◆ Task to complete:
Keep the pictures out of the copy and print all the entries below exactly.

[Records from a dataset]
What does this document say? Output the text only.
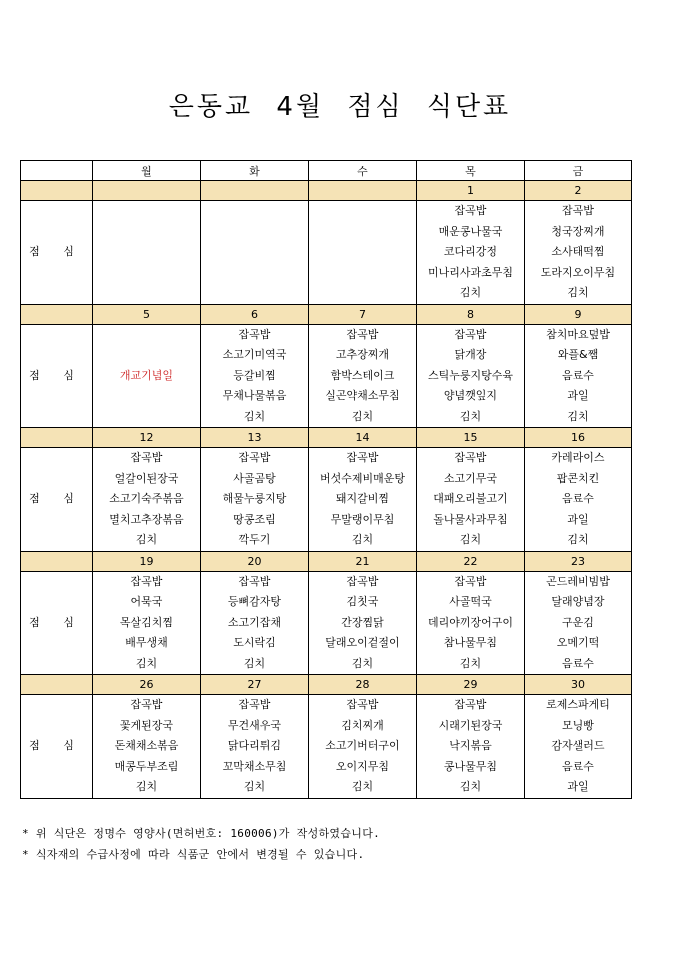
은동교 4월 점심 식단표
	월	화	수	목	금
				1	2
점 심				잡곡밥
매운콩나물국
코다리강정
미나리사과초무침
김치	잡곡밥
청국장찌개
소사태떡찜
도라지오이무침
김치

	5	6	7	8	9
점 심	개교기념일	잡곡밥
소고기미역국
등갈비찜
무채나물볶음
김치	잡곡밥
고추장찌개
함박스테이크
실곤약채소무침
김치	잡곡밥
닭개장
스틱누룽지탕수육
양념깻잎지
김치	참치마요덮밥
와플&쨈
음료수
과일
김치

	12	13	14	15	16
점 심	잡곡밥
얼갈이된장국
소고기숙주볶음
멸치고추장볶음
김치	잡곡밥
사골곰탕
해물누룽지탕
땅콩조림
깍두기	잡곡밥
버섯수제비매운탕
돼지갈비찜
무말랭이무침
김치	잡곡밥
소고기무국
대패오리불고기
돌나물사과무침
김치	카레라이스
팝콘치킨
음료수
과일
김치

	19	20	21	22	23
점 심	잡곡밥
어묵국
목살김치찜
배무생채
김치	잡곡밥
등뼈감자탕
소고기잡채
도시락김
김치	잡곡밥
김칫국
간장찜닭
달래오이겉절이
김치	잡곡밥
사골떡국
데리야끼장어구이
참나물무침
김치	곤드레비빔밥
달래양념장
구운김
오메기떡
음료수

	26	27	28	29	30
점 심	잡곡밥
꽃게된장국
돈채채소볶음
매콩두부조림
김치	잡곡밥
무건새우국
닭다리튀김
꼬막채소무침
김치	잡곡밥
김치찌개
소고기버터구이
오이지무침
김치	잡곡밥
시래기된장국
낙지볶음
콩나물무침
김치	로제스파게티
모닝빵
감자샐러드
음료수
과일
* 위 식단은 정명수 영양사(면허번호: 160006)가 작성하였습니다.
* 식자재의 수급사정에 따라 식품군 안에서 변경될 수 있습니다.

◆ Written answer:
What does this document say? Output the text only.
은동교 4월 점심 식단표
	월	화	수	목	금
				1	2
점 심				잡곡밥
매운콩나물국
코다리강정
미나리사과초무침
김치	잡곡밥
청국장찌개
소사태떡찜
도라지오이무침
김치

	5	6	7	8	9
점 심	개교기념일	잡곡밥
소고기미역국
등갈비찜
무채나물볶음
김치	잡곡밥
고추장찌개
함박스테이크
실곤약채소무침
김치	잡곡밥
닭개장
스틱누룽지탕수육
양념깻잎지
김치	참치마요덮밥
와플&쨈
음료수
과일
김치

	12	13	14	15	16
점 심	잡곡밥
얼갈이된장국
소고기숙주볶음
멸치고추장볶음
김치	잡곡밥
사골곰탕
해물누룽지탕
땅콩조림
깍두기	잡곡밥
버섯수제비매운탕
돼지갈비찜
무말랭이무침
김치	잡곡밥
소고기무국
대패오리불고기
돌나물사과무침
김치	카레라이스
팝콘치킨
음료수
과일
김치

	19	20	21	22	23
점 심	잡곡밥
어묵국
목살김치찜
배무생채
김치	잡곡밥
등뼈감자탕
소고기잡채
도시락김
김치	잡곡밥
김칫국
간장찜닭
달래오이겉절이
김치	잡곡밥
사골떡국
데리야끼장어구이
참나물무침
김치	곤드레비빔밥
달래양념장
구운김
오메기떡
음료수

	26	27	28	29	30
점 심	잡곡밥
꽃게된장국
돈채채소볶음
매콩두부조림
김치	잡곡밥
무건새우국
닭다리튀김
꼬막채소무침
김치	잡곡밥
김치찌개
소고기버터구이
오이지무침
김치	잡곡밥
시래기된장국
낙지볶음
콩나물무침
김치	로제스파게티
모닝빵
감자샐러드
음료수
과일
* 위 식단은 정명수 영양사(면허번호: 160006)가 작성하였습니다.
* 식자재의 수급사정에 따라 식품군 안에서 변경될 수 있습니다.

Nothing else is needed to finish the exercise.